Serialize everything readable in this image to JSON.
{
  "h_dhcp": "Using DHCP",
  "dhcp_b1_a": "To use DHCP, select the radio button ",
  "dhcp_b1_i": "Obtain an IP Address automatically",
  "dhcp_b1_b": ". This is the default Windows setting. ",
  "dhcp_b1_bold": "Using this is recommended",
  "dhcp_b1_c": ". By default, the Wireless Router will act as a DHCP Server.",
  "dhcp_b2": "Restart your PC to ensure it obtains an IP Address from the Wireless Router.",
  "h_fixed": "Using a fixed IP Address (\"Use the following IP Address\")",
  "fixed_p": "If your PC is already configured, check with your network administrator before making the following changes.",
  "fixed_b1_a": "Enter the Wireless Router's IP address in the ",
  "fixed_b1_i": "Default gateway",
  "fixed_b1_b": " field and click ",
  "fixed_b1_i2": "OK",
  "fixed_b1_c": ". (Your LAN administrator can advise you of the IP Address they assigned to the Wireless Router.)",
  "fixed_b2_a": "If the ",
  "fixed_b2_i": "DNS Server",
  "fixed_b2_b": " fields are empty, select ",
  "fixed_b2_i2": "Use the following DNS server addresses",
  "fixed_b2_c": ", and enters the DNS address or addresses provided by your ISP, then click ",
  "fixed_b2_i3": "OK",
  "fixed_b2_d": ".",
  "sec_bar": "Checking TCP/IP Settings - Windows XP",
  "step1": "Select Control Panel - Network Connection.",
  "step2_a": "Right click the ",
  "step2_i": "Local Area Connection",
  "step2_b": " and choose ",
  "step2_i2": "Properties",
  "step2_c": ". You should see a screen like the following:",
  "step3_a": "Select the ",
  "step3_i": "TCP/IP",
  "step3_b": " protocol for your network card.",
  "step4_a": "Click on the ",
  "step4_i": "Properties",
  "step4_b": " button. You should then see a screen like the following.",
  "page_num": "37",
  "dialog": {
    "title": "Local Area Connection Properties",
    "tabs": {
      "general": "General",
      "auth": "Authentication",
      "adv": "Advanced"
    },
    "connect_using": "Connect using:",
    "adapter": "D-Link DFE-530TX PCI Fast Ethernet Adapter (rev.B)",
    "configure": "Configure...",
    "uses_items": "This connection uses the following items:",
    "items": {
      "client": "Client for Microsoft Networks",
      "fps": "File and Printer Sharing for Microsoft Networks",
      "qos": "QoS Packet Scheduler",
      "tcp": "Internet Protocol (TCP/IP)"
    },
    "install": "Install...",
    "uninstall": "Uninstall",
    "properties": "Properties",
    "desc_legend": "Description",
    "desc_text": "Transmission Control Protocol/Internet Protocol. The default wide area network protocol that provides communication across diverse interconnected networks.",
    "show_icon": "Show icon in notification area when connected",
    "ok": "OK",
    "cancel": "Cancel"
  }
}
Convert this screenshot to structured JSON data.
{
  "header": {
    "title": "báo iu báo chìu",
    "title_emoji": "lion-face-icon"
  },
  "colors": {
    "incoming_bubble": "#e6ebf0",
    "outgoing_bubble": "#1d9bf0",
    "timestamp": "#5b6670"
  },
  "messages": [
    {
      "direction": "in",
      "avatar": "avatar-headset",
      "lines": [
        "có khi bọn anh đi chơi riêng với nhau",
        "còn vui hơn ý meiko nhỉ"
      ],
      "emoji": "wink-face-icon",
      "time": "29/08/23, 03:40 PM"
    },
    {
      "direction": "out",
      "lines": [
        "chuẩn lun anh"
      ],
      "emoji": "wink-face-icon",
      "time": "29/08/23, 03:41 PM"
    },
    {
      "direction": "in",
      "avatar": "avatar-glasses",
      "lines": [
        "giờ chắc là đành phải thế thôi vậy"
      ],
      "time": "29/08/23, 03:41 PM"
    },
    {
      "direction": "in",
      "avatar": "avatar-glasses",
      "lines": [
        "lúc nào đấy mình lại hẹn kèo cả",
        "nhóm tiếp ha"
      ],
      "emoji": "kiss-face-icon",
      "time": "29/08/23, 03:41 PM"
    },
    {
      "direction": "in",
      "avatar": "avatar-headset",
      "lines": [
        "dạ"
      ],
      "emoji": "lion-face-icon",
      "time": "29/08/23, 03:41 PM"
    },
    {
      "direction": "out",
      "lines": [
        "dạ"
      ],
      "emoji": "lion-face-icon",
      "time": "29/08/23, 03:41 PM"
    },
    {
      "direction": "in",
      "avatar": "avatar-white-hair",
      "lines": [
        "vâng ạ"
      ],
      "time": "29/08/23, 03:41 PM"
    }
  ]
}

• **Required work**
Type out all of the material again, word for word.

• **Correct result**
Serialize everything readable in this image to JSON.
{
  "h_dhcp": "Using DHCP",
  "dhcp_b1_a": "To use DHCP, select the radio button ",
  "dhcp_b1_i": "Obtain an IP Address automatically",
  "dhcp_b1_b": ". This is the default Windows setting. ",
  "dhcp_b1_bold": "Using this is recommended",
  "dhcp_b1_c": ". By default, the Wireless Router will act as a DHCP Server.",
  "dhcp_b2": "Restart your PC to ensure it obtains an IP Address from the Wireless Router.",
  "h_fixed": "Using a fixed IP Address (\"Use the following IP Address\")",
  "fixed_p": "If your PC is already configured, check with your network administrator before making the following changes.",
  "fixed_b1_a": "Enter the Wireless Router's IP address in the ",
  "fixed_b1_i": "Default gateway",
  "fixed_b1_b": " field and click ",
  "fixed_b1_i2": "OK",
  "fixed_b1_c": ". (Your LAN administrator can advise you of the IP Address they assigned to the Wireless Router.)",
  "fixed_b2_a": "If the ",
  "fixed_b2_i": "DNS Server",
  "fixed_b2_b": " fields are empty, select ",
  "fixed_b2_i2": "Use the following DNS server addresses",
  "fixed_b2_c": ", and enters the DNS address or addresses provided by your ISP, then click ",
  "fixed_b2_i3": "OK",
  "fixed_b2_d": ".",
  "sec_bar": "Checking TCP/IP Settings - Windows XP",
  "step1": "Select Control Panel - Network Connection.",
  "step2_a": "Right click the ",
  "step2_i": "Local Area Connection",
  "step2_b": " and choose ",
  "step2_i2": "Properties",
  "step2_c": ". You should see a screen like the following:",
  "step3_a": "Select the ",
  "step3_i": "TCP/IP",
  "step3_b": " protocol for your network card.",
  "step4_a": "Click on the ",
  "step4_i": "Properties",
  "step4_b": " button. You should then see a screen like the following.",
  "page_num": "37",
  "dialog": {
    "title": "Local Area Connection Properties",
    "tabs": {
      "general": "General",
      "auth": "Authentication",
      "adv": "Advanced"
    },
    "connect_using": "Connect using:",
    "adapter": "D-Link DFE-530TX PCI Fast Ethernet Adapter (rev.B)",
    "configure": "Configure...",
    "uses_items": "This connection uses the following items:",
    "items": {
      "client": "Client for Microsoft Networks",
      "fps": "File and Printer Sharing for Microsoft Networks",
      "qos": "QoS Packet Scheduler",
      "tcp": "Internet Protocol (TCP/IP)"
    },
    "install": "Install...",
    "uninstall": "Uninstall",
    "properties": "Properties",
    "desc_legend": "Description",
    "desc_text": "Transmission Control Protocol/Internet Protocol. The default wide area network protocol that provides communication across diverse interconnected networks.",
    "show_icon": "Show icon in notification area when connected",
    "ok": "OK",
    "cancel": "Cancel"
  }
}
Convert this screenshot to structured JSON data.
{
  "header": {
    "title": "báo iu báo chìu",
    "title_emoji": "lion-face-icon"
  },
  "colors": {
    "incoming_bubble": "#e6ebf0",
    "outgoing_bubble": "#1d9bf0",
    "timestamp": "#5b6670"
  },
  "messages": [
    {
      "direction": "in",
      "avatar": "avatar-headset",
      "lines": [
        "có khi bọn anh đi chơi riêng với nhau",
        "còn vui hơn ý meiko nhỉ"
      ],
      "emoji": "wink-face-icon",
      "time": "29/08/23, 03:40 PM"
    },
    {
      "direction": "out",
      "lines": [
        "chuẩn lun anh"
      ],
      "emoji": "wink-face-icon",
      "time": "29/08/23, 03:41 PM"
    },
    {
      "direction": "in",
      "avatar": "avatar-glasses",
      "lines": [
        "giờ chắc là đành phải thế thôi vậy"
      ],
      "time": "29/08/23, 03:41 PM"
    },
    {
      "direction": "in",
      "avatar": "avatar-glasses",
      "lines": [
        "lúc nào đấy mình lại hẹn kèo cả",
        "nhóm tiếp ha"
      ],
      "emoji": "kiss-face-icon",
      "time": "29/08/23, 03:41 PM"
    },
    {
      "direction": "in",
      "avatar": "avatar-headset",
      "lines": [
        "dạ"
      ],
      "emoji": "lion-face-icon",
      "time": "29/08/23, 03:41 PM"
    },
    {
      "direction": "out",
      "lines": [
        "dạ"
      ],
      "emoji": "lion-face-icon",
      "time": "29/08/23, 03:41 PM"
    },
    {
      "direction": "in",
      "avatar": "avatar-white-hair",
      "lines": [
        "vâng ạ"
      ],
      "time": "29/08/23, 03:41 PM"
    }
  ]
}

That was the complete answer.